_INFORMATION PROVIDED_
_____
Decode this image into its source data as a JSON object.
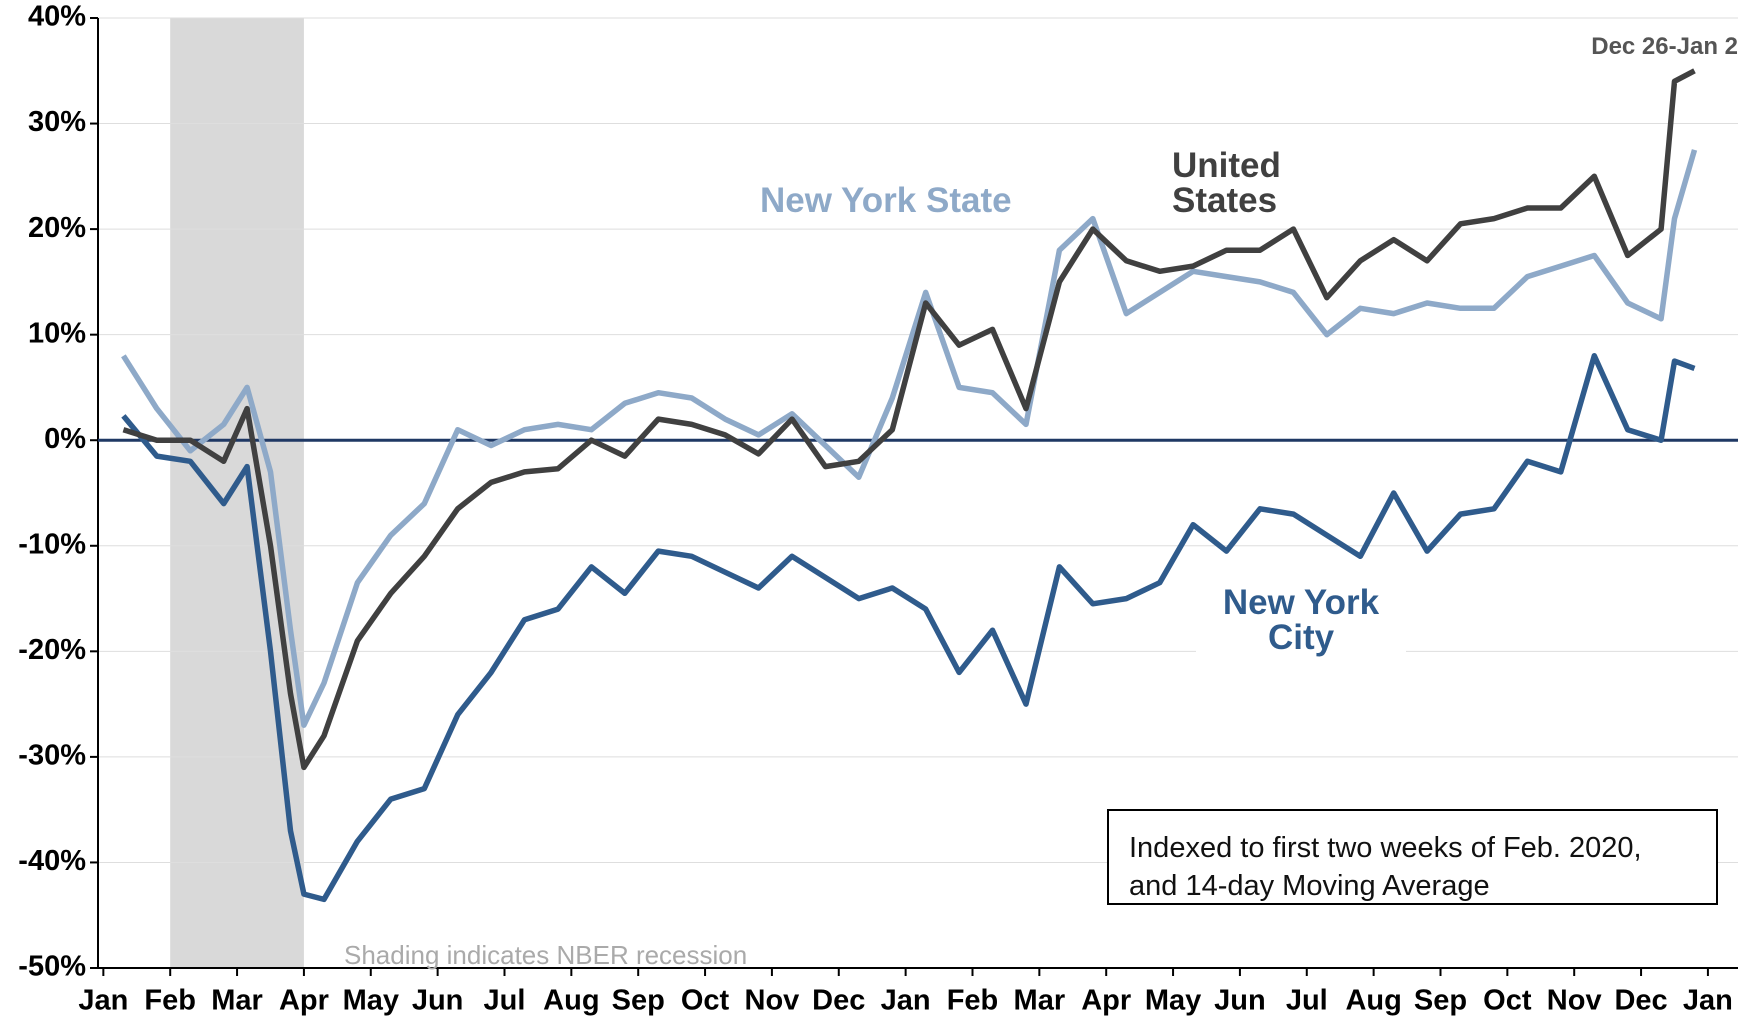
{
  "chart_data": {
    "type": "line",
    "x": [
      0.3,
      0.8,
      1.3,
      1.8,
      2.15,
      2.5,
      2.8,
      3.0,
      3.3,
      3.8,
      4.3,
      4.8,
      5.3,
      5.8,
      6.3,
      6.8,
      7.3,
      7.8,
      8.3,
      8.8,
      9.3,
      9.8,
      10.3,
      10.8,
      11.3,
      11.8,
      12.3,
      12.8,
      13.3,
      13.8,
      14.3,
      14.8,
      15.3,
      15.8,
      16.3,
      16.8,
      17.3,
      17.8,
      18.3,
      18.8,
      19.3,
      19.8,
      20.3,
      20.8,
      21.3,
      21.8,
      22.3,
      22.8,
      23.3,
      23.5,
      23.8
    ],
    "series": [
      {
        "name": "United States",
        "color": "#404040",
        "values": [
          1,
          0,
          0,
          -2,
          3,
          -10,
          -24,
          -31,
          -28,
          -19,
          -14.5,
          -11,
          -6.5,
          -4,
          -3,
          -2.7,
          0,
          -1.5,
          2,
          1.5,
          0.5,
          -1.3,
          2,
          -2.5,
          -2,
          1,
          13,
          9,
          10.5,
          3,
          15,
          20,
          17,
          16,
          16.5,
          18,
          18,
          20,
          13.5,
          17,
          19,
          17,
          20.5,
          21,
          22,
          22,
          25,
          17.5,
          20,
          34,
          35
        ]
      },
      {
        "name": "New York State",
        "color": "#8ea9c8",
        "values": [
          8,
          3,
          -1,
          1.5,
          5,
          -3,
          -18,
          -27,
          -23,
          -13.5,
          -9,
          -6,
          1,
          -0.5,
          1,
          1.5,
          1,
          3.5,
          4.5,
          4,
          2,
          0.5,
          2.5,
          -0.5,
          -3.5,
          4,
          14,
          5,
          4.5,
          1.5,
          18,
          21,
          12,
          14,
          16,
          15.5,
          15,
          14,
          10,
          12.5,
          12,
          13,
          12.5,
          12.5,
          15.5,
          16.5,
          17.5,
          13,
          11.5,
          21,
          27.5
        ]
      },
      {
        "name": "New York City",
        "color": "#2f5b8c",
        "values": [
          2.3,
          -1.5,
          -2,
          -6,
          -2.5,
          -20,
          -37,
          -43,
          -43.5,
          -38,
          -34,
          -33,
          -26,
          -22,
          -17,
          -16,
          -12,
          -14.5,
          -10.5,
          -11,
          -12.5,
          -14,
          -11,
          -13,
          -15,
          -14,
          -16,
          -22,
          -18,
          -25,
          -12,
          -15.5,
          -15,
          -13.5,
          -8,
          -10.5,
          -6.5,
          -7,
          -9,
          -11,
          -5,
          -10.5,
          -7,
          -6.5,
          -2,
          -3,
          8,
          1,
          0,
          7.5,
          6.8
        ]
      }
    ],
    "xlim": [
      -0.08,
      24.45
    ],
    "xticks": [
      {
        "value": 0,
        "label": "Jan"
      },
      {
        "value": 1,
        "label": "Feb"
      },
      {
        "value": 2,
        "label": "Mar"
      },
      {
        "value": 3,
        "label": "Apr"
      },
      {
        "value": 4,
        "label": "May"
      },
      {
        "value": 5,
        "label": "Jun"
      },
      {
        "value": 6,
        "label": "Jul"
      },
      {
        "value": 7,
        "label": "Aug"
      },
      {
        "value": 8,
        "label": "Sep"
      },
      {
        "value": 9,
        "label": "Oct"
      },
      {
        "value": 10,
        "label": "Nov"
      },
      {
        "value": 11,
        "label": "Dec"
      },
      {
        "value": 12,
        "label": "Jan"
      },
      {
        "value": 13,
        "label": "Feb"
      },
      {
        "value": 14,
        "label": "Mar"
      },
      {
        "value": 15,
        "label": "Apr"
      },
      {
        "value": 16,
        "label": "May"
      },
      {
        "value": 17,
        "label": "Jun"
      },
      {
        "value": 18,
        "label": "Jul"
      },
      {
        "value": 19,
        "label": "Aug"
      },
      {
        "value": 20,
        "label": "Sep"
      },
      {
        "value": 21,
        "label": "Oct"
      },
      {
        "value": 22,
        "label": "Nov"
      },
      {
        "value": 23,
        "label": "Dec"
      },
      {
        "value": 24,
        "label": "Jan"
      }
    ],
    "ylim": [
      -50,
      40
    ],
    "yticks": [
      {
        "value": -50,
        "label": "-50%"
      },
      {
        "value": -40,
        "label": "-40%"
      },
      {
        "value": -30,
        "label": "-30%"
      },
      {
        "value": -20,
        "label": "-20%"
      },
      {
        "value": -10,
        "label": "-10%"
      },
      {
        "value": 0,
        "label": "0%"
      },
      {
        "value": 10,
        "label": "10%"
      },
      {
        "value": 20,
        "label": "20%"
      },
      {
        "value": 30,
        "label": "30%"
      },
      {
        "value": 40,
        "label": "40%"
      }
    ],
    "grid": true,
    "shading": {
      "x": [
        1,
        3
      ],
      "label": "Shading indicates NBER recession"
    },
    "annotations": {
      "end_label": "Dec 26-Jan 2",
      "note": "Indexed to first two weeks of Feb. 2020, and 14-day Moving Average"
    }
  }
}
_____
_EXERCISE OBJECTIVE_
Give the number of lines in the data that contain "color", with no other words.

_THE OUTPUT_
3